■ GOAL
Every record below should be transcribed exactly. Omit the images.

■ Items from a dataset

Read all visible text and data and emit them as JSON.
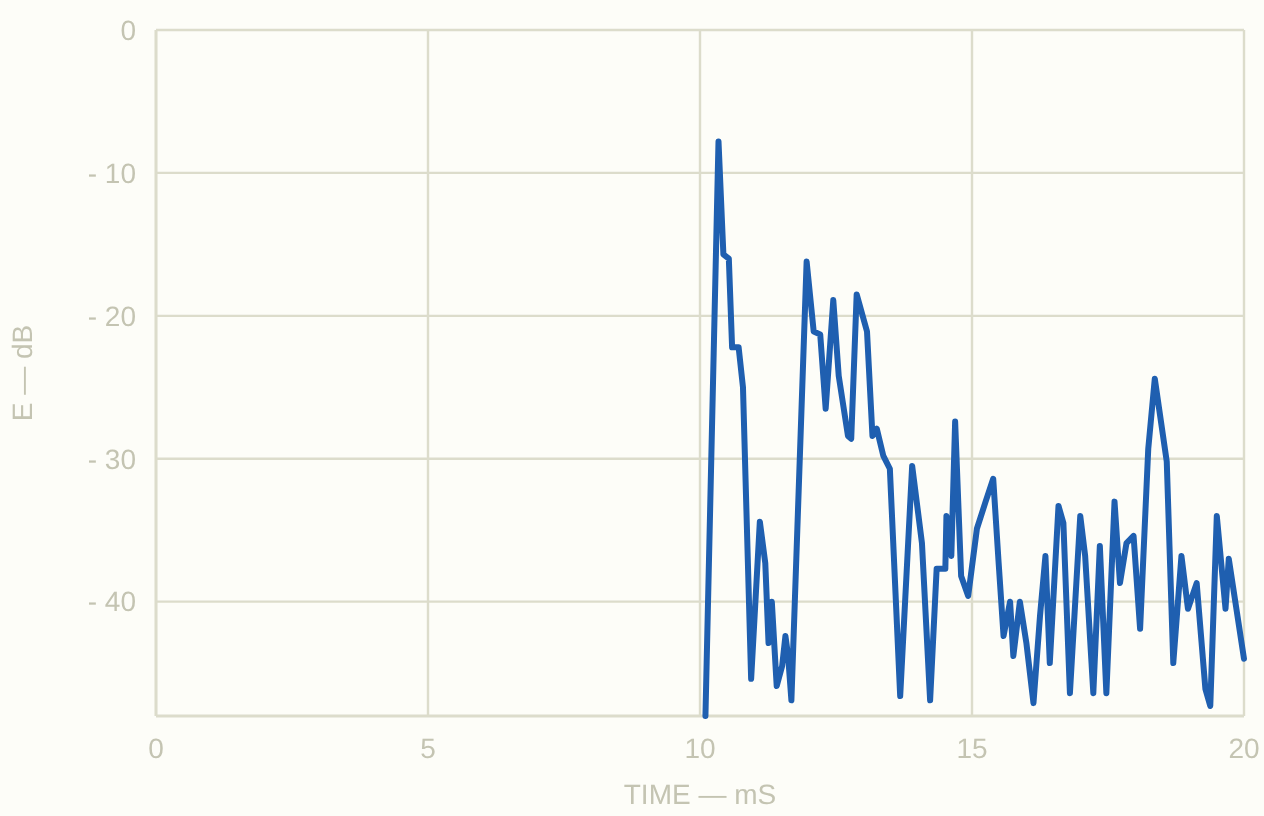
{
  "chart_data": {
    "type": "line",
    "xlabel": "TIME — mS",
    "ylabel": "E — dB",
    "xlim": [
      0,
      20
    ],
    "ylim": [
      -48,
      0
    ],
    "xticks": [
      0,
      5,
      10,
      15,
      20
    ],
    "yticks": [
      0,
      -10,
      -20,
      -30,
      -40
    ],
    "grid": true,
    "series": [
      {
        "color": "#1f5fb0",
        "x": [
          10.1,
          10.34,
          10.43,
          10.53,
          10.59,
          10.71,
          10.79,
          10.94,
          11.1,
          11.2,
          11.26,
          11.32,
          11.41,
          11.51,
          11.57,
          11.62,
          11.68,
          11.96,
          12.09,
          12.21,
          12.31,
          12.45,
          12.55,
          12.72,
          12.78,
          12.88,
          13.07,
          13.17,
          13.25,
          13.37,
          13.49,
          13.68,
          13.9,
          14.08,
          14.23,
          14.35,
          14.51,
          14.53,
          14.62,
          14.69,
          14.8,
          14.93,
          15.09,
          15.25,
          15.39,
          15.49,
          15.58,
          15.7,
          15.76,
          15.88,
          16.0,
          16.13,
          16.25,
          16.35,
          16.43,
          16.59,
          16.68,
          16.8,
          16.99,
          17.08,
          17.23,
          17.35,
          17.47,
          17.62,
          17.72,
          17.84,
          17.97,
          18.09,
          18.24,
          18.36,
          18.58,
          18.7,
          18.85,
          18.97,
          19.13,
          19.29,
          19.38,
          19.5,
          19.66,
          19.72,
          19.84,
          20.0
        ],
        "values": [
          -48,
          -7.8,
          -15.7,
          -16,
          -22.2,
          -22.2,
          -25,
          -45.4,
          -34.4,
          -37.3,
          -42.9,
          -40,
          -45.9,
          -44.5,
          -42.4,
          -43.8,
          -46.9,
          -16.2,
          -21.1,
          -21.3,
          -26.5,
          -18.9,
          -24.2,
          -28.4,
          -28.6,
          -18.5,
          -21.1,
          -28.4,
          -27.9,
          -29.8,
          -30.7,
          -46.6,
          -30.5,
          -35.9,
          -46.9,
          -37.7,
          -37.7,
          -34,
          -36.8,
          -27.4,
          -38.2,
          -39.6,
          -34.9,
          -33,
          -31.4,
          -37.3,
          -42.4,
          -40,
          -43.8,
          -40,
          -42.9,
          -47.1,
          -41,
          -36.8,
          -44.3,
          -33.3,
          -34.5,
          -46.4,
          -34,
          -36.8,
          -46.4,
          -36.1,
          -46.4,
          -33,
          -38.7,
          -35.9,
          -35.4,
          -41.9,
          -29.3,
          -24.4,
          -30.2,
          -44.3,
          -36.8,
          -40.5,
          -38.7,
          -46.1,
          -47.3,
          -34,
          -40.5,
          -37,
          -40,
          -44
        ]
      }
    ]
  }
}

■ ANSWER TO THIS PROBLEM
Read all visible text and data and emit them as JSON.
{
  "chart_data": {
    "type": "line",
    "xlabel": "TIME — mS",
    "ylabel": "E — dB",
    "xlim": [
      0,
      20
    ],
    "ylim": [
      -48,
      0
    ],
    "xticks": [
      0,
      5,
      10,
      15,
      20
    ],
    "yticks": [
      0,
      -10,
      -20,
      -30,
      -40
    ],
    "grid": true,
    "series": [
      {
        "color": "#1f5fb0",
        "x": [
          10.1,
          10.34,
          10.43,
          10.53,
          10.59,
          10.71,
          10.79,
          10.94,
          11.1,
          11.2,
          11.26,
          11.32,
          11.41,
          11.51,
          11.57,
          11.62,
          11.68,
          11.96,
          12.09,
          12.21,
          12.31,
          12.45,
          12.55,
          12.72,
          12.78,
          12.88,
          13.07,
          13.17,
          13.25,
          13.37,
          13.49,
          13.68,
          13.9,
          14.08,
          14.23,
          14.35,
          14.51,
          14.53,
          14.62,
          14.69,
          14.8,
          14.93,
          15.09,
          15.25,
          15.39,
          15.49,
          15.58,
          15.7,
          15.76,
          15.88,
          16.0,
          16.13,
          16.25,
          16.35,
          16.43,
          16.59,
          16.68,
          16.8,
          16.99,
          17.08,
          17.23,
          17.35,
          17.47,
          17.62,
          17.72,
          17.84,
          17.97,
          18.09,
          18.24,
          18.36,
          18.58,
          18.7,
          18.85,
          18.97,
          19.13,
          19.29,
          19.38,
          19.5,
          19.66,
          19.72,
          19.84,
          20.0
        ],
        "values": [
          -48,
          -7.8,
          -15.7,
          -16,
          -22.2,
          -22.2,
          -25,
          -45.4,
          -34.4,
          -37.3,
          -42.9,
          -40,
          -45.9,
          -44.5,
          -42.4,
          -43.8,
          -46.9,
          -16.2,
          -21.1,
          -21.3,
          -26.5,
          -18.9,
          -24.2,
          -28.4,
          -28.6,
          -18.5,
          -21.1,
          -28.4,
          -27.9,
          -29.8,
          -30.7,
          -46.6,
          -30.5,
          -35.9,
          -46.9,
          -37.7,
          -37.7,
          -34,
          -36.8,
          -27.4,
          -38.2,
          -39.6,
          -34.9,
          -33,
          -31.4,
          -37.3,
          -42.4,
          -40,
          -43.8,
          -40,
          -42.9,
          -47.1,
          -41,
          -36.8,
          -44.3,
          -33.3,
          -34.5,
          -46.4,
          -34,
          -36.8,
          -46.4,
          -36.1,
          -46.4,
          -33,
          -38.7,
          -35.9,
          -35.4,
          -41.9,
          -29.3,
          -24.4,
          -30.2,
          -44.3,
          -36.8,
          -40.5,
          -38.7,
          -46.1,
          -47.3,
          -34,
          -40.5,
          -37,
          -40,
          -44
        ]
      }
    ]
  }
}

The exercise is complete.